Write out the material exactly. Do not include the pictures.
─── Exercise materials ───
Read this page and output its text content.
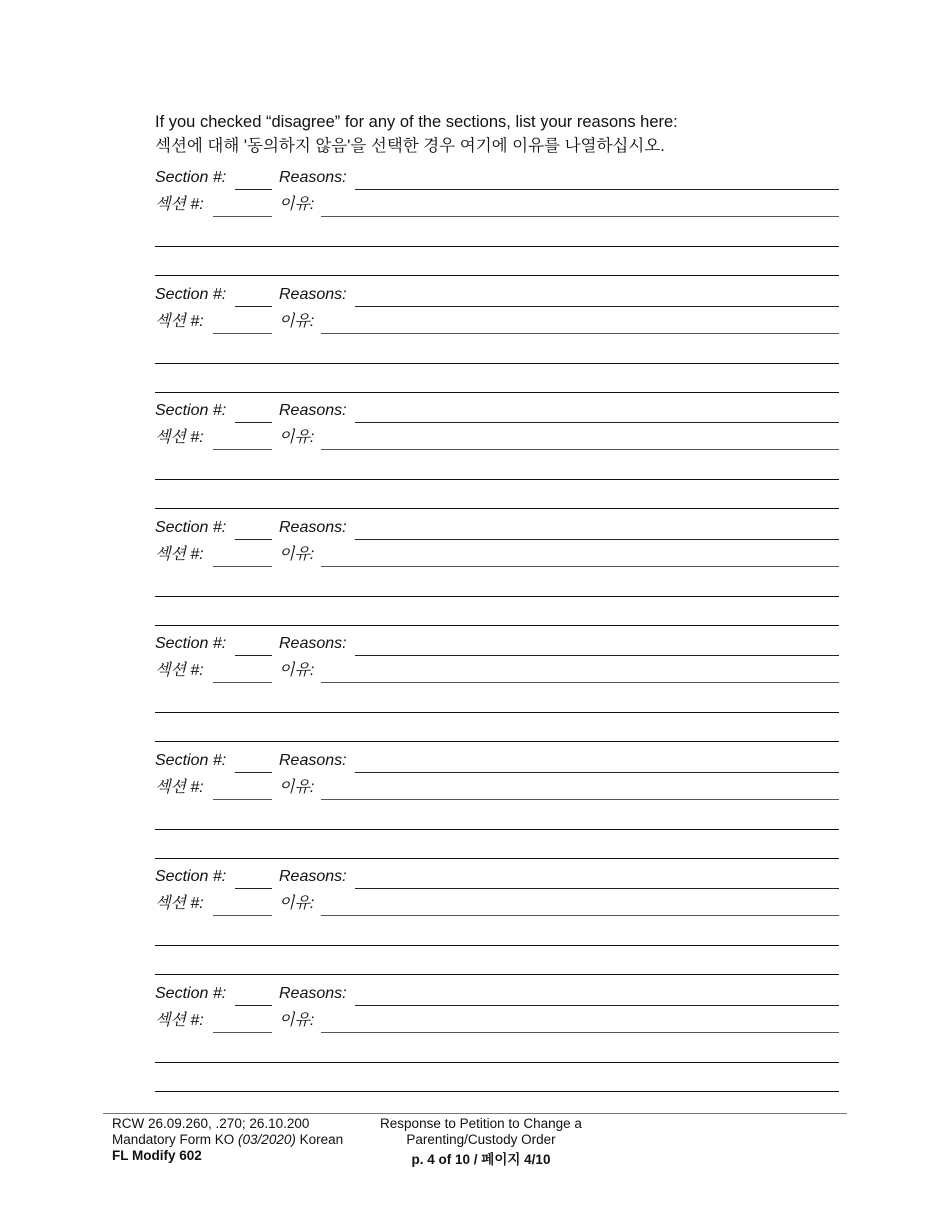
If you checked “disagree” for any of the sections, list your reasons here:
섹션에 대해 '동의하지 않음'을 선택한 경우 여기에 이유를 나열하십시오.
Section #:	Reasons:
섹션 #:	이유:
Section #:	Reasons:
섹션 #:	이유:
Section #:	Reasons:
섹션 #:	이유:
Section #:	Reasons:
섹션 #:	이유:
Section #:	Reasons:
섹션 #:	이유:
Section #:	Reasons:
섹션 #:	이유:
Section #:	Reasons:
섹션 #:	이유:
Section #:	Reasons:
섹션 #:	이유:
RCW 26.09.260, .270; 26.10.200
Mandatory Form KO (03/2020) Korean
FL Modify 602
Response to Petition to Change a
Parenting/Custody Order
p. 4 of 10 / 페이지 4/10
───
**Exercise answer**
Read this page and output its text content.
If you checked “disagree” for any of the sections, list your reasons here:
섹션에 대해 '동의하지 않음'을 선택한 경우 여기에 이유를 나열하십시오.
Section #:	Reasons:
섹션 #:	이유:
Section #:	Reasons:
섹션 #:	이유:
Section #:	Reasons:
섹션 #:	이유:
Section #:	Reasons:
섹션 #:	이유:
Section #:	Reasons:
섹션 #:	이유:
Section #:	Reasons:
섹션 #:	이유:
Section #:	Reasons:
섹션 #:	이유:
Section #:	Reasons:
섹션 #:	이유:
RCW 26.09.260, .270; 26.10.200
Mandatory Form KO (03/2020) Korean
FL Modify 602
Response to Petition to Change a
Parenting/Custody Order
p. 4 of 10 / 페이지 4/10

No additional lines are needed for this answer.